Atravesado de estrellas
Julián Rodríguez emprendía proyectos con su sonrisa y una jovialidad que jamás renunció al escepticismo
No recuerdo hace ya cuántos años Julián Rodríguez abrió un pequeño restaurante estacional, solo para ese verano, ocho o diez mesas. En un solar con vestigios de haber sido escombrera, entre yerbajos secos y cerca de una casa cuartel de la Guardia Civil. Aquel día hacía un calor volcánico, opresivo, pero el “Todo por la patria” ayudaba bastante. Estaba, claro, al aire libre, por eso lo llamó “Atravesado de estrellas”. Incluso diría que eligió aquel pueblo solo por el nombre, pulsando el humor: Malpartida de Cáceres. No hemos conocido a nadie de humanidad tan envolvente y contagiosa. Cualquier asunto que emprendiera, y emprendió muchos, venía con su sonrisa y una jovialidad que jamás renunció al escepticismo. Nunca una queja, un destiempo, un temor excesivo, y ni siquiera cuando le diagnosticaron su rara y grave enfermedad hace un par de años dejó de tomárselo con calma.
Decimos “emprendió”, y en realidad habría que corregir: “Logró”. Logró muchas cosas, y algunas de estas muy importantes en un universo, el de la cultura, tan lleno de prejuicios. La primera: el talento no tiene origen conocido, no tiene identidad, y aunque hayamos de dotarle de sentido, no tiene tampoco finalidad. Ahí está su biografía para probarlo: dos muchachos, él y su hermano Javier, también poeta, ajenos al mundillo cultural (qué exacto este diminutivo), en una provincia del confín español, leyendo, escribiendo, editando como en pocas metrópolis del mundo. Con qué tino, con cuánto gusto y acierto. Y su proyecto, el de ambos, cada uno con su personalidad: traer del pasado familiar, del hurdano Ceclavín, de la provincia y las relaciones personales y mínimas la poesía escondida, y de cualquier historia, la modernidad. Porque Julián Rodríguez se propuso ser moderno… sin parecerlo. En la periferia, no solo en la ciudad levítica sino, sobre todo, en los márgenes de la literatura, del arte, de cualquier cosa, si alguien no es discreto, lo devoran las consabidas fieras.

# Datos proporcionados:
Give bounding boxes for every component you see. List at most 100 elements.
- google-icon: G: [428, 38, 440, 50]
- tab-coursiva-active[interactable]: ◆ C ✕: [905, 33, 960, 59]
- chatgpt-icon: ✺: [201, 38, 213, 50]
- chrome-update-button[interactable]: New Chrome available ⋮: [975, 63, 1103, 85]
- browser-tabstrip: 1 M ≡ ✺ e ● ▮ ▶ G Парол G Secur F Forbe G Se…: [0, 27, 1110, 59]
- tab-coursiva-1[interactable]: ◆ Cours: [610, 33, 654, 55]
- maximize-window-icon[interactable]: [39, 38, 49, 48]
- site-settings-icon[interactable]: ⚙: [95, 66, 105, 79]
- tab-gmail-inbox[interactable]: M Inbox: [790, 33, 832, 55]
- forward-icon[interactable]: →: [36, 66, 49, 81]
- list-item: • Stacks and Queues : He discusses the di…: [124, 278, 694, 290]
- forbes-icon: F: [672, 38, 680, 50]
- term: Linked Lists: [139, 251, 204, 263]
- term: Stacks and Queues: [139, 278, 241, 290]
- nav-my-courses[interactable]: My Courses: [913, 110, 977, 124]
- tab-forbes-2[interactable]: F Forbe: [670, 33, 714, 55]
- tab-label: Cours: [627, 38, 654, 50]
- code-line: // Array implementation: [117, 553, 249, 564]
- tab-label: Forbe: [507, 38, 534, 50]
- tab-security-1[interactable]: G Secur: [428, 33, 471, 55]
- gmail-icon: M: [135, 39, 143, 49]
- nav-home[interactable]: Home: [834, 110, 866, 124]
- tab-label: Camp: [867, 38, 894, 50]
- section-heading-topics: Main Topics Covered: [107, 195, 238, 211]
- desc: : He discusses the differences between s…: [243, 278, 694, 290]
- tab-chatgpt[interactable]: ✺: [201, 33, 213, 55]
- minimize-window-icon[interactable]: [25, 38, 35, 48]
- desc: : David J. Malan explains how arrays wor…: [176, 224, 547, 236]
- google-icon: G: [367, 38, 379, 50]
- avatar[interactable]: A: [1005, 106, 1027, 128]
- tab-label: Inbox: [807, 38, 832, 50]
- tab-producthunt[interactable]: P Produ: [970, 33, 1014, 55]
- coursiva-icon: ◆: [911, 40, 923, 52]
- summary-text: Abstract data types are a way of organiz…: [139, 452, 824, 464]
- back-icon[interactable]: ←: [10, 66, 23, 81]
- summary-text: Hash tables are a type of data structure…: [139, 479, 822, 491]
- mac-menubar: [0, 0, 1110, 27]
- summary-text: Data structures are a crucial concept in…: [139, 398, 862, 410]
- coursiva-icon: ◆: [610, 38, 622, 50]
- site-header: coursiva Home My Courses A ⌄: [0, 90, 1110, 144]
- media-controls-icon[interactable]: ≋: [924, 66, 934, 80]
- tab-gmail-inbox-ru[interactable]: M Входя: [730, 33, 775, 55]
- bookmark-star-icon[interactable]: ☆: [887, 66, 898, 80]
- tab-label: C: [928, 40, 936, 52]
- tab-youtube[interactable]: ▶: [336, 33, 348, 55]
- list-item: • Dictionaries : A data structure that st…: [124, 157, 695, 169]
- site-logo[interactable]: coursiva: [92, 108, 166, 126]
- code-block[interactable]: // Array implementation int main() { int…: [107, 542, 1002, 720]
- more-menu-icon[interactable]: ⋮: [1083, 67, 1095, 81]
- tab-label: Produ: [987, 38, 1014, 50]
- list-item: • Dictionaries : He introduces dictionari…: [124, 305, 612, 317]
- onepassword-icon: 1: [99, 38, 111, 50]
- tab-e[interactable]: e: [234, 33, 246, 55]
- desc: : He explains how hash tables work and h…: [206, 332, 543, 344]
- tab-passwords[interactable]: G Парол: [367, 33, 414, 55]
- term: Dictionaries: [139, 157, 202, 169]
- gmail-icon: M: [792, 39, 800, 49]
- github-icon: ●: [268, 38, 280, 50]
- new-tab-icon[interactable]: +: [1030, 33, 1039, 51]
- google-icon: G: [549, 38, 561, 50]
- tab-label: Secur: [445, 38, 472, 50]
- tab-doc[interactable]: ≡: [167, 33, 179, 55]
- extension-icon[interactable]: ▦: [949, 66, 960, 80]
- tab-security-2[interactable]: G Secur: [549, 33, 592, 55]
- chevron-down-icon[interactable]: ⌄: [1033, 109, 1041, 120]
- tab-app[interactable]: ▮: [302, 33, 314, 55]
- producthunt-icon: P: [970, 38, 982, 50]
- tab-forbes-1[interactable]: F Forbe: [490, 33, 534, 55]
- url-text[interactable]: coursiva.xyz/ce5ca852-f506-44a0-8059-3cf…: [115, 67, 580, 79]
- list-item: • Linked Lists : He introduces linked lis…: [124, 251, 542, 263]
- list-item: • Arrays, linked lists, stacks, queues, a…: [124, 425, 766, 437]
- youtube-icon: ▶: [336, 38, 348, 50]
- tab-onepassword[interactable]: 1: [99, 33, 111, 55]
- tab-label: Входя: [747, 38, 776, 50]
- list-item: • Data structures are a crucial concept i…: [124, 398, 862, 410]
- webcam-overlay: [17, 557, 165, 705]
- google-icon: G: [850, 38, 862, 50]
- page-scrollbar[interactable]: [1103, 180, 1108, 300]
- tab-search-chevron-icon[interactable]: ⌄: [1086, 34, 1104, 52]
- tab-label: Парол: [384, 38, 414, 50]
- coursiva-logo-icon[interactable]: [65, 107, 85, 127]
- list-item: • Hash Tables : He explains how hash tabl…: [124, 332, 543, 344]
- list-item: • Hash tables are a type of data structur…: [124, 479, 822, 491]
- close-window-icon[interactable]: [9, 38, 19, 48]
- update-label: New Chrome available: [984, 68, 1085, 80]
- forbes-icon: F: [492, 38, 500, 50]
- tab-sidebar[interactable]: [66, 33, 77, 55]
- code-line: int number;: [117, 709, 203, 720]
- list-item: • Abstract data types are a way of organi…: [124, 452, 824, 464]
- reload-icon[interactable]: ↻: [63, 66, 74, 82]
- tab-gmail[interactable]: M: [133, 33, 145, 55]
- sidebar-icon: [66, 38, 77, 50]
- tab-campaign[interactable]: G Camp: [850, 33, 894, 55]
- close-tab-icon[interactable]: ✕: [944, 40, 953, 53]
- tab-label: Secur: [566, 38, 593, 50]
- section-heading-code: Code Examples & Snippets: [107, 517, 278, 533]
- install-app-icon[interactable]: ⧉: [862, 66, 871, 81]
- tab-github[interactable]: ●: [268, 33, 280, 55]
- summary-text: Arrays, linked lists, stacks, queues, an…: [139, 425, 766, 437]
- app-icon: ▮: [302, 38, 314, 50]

# Ejercicios propuestos:
A) Por favor, resume en forma de lista el párrafo del fragmento seleccionado que empieza con «No recuerdo hace ya cuántos años» y conserva sus datos principales.
B) Prolonga el fragmento sobre Julián Rodríguez con un párrafo más, a partir de su última oración.
Las filas no se usan para nada de esto.

# Resultados:
A)
- Hace años, Julián Rodríguez abrió un pequeño restaurante de temporada, solo para ese verano, con ocho o diez mesas.
- Lo instaló en un solar que parecía haber sido escombrera, entre yerbajos secos y cerca de una casa cuartel de la Guardia Civil, en Malpartida de Cáceres.
- Como estaba al aire libre, lo llamó «Atravesado de estrellas», y quizá eligió el pueblo solo por su nombre, por humor.
- Tenía una humanidad envolvente y contagiosa, y emprendía cada proyecto con una sonrisa y una jovialidad que nunca renunció al escepticismo.
- Jamás se quejaba, y ni siquiera perdió la calma cuando, hace un par de años, le diagnosticaron una enfermedad rara y grave.

B)
Julián entendió como pocos la manera de llevarse bien con todos sin renunciar a nada de lo que era. Haciéndose respetar, querer y admirar. De ahí que una vez más atinara llamando a su editorial Periférica. Sabía que en la modernidad el centro se desplaza allá donde va quien lleva consigo su novela, y que en la ciudad moderna las cosas importantes suelen llegar de los arrabales o barrios bajos tanto como del centro histórico. De ahí que se moviera como pez en el agua entre escritores, pintores, fotógrafos casi desconocidos de países a trasmano. Buscaba en ellos su incontaminación, el aire libre. Decía Julián: “De la novela me interesa la verosimilitud”. Y sin embargo la suya, quiero decir, su vida, se nos presenta casi irreal y prodigiosa. Cualquier cosa que hiciera la hizo bien, aparentemente sin esfuerzo, pero con una determinación y voluntad de hierro. Sus relatos (en ese estilo tan personal, percutido y seco), la elección de títulos para su catálogo (con Paca Flores, con Irene Antón) o de unos muebles, de fotógrafos para su galería, sus trabajos tipográficos (memorable la carta de vinos de Atrio) y en su juventud aquel pequeño restaurante. Cocinaba en él personalmente en unos hornillos de campaña. Nos eligió los vinos y el menú: una de las cenas más maravillosas que recuerdo. De gran chef, pero no se dio importancia. Al contrario, le gustaba quitársela en todo. Le recuerdo en esta hora tristísima, allí, jovial como Rossini, con el que tenía cierto parecido físico y, desde luego, interior, tan luminoso. Así lo recuerdo ahora, sí, benéfico y tratando de hacer más habitable cada día nuestro, y así querría recordarle siempre, atravesado todo él de estrellas, como la bóveda celeste de nuestra querida y maravillosa Extremadura, el arrabal de Europa.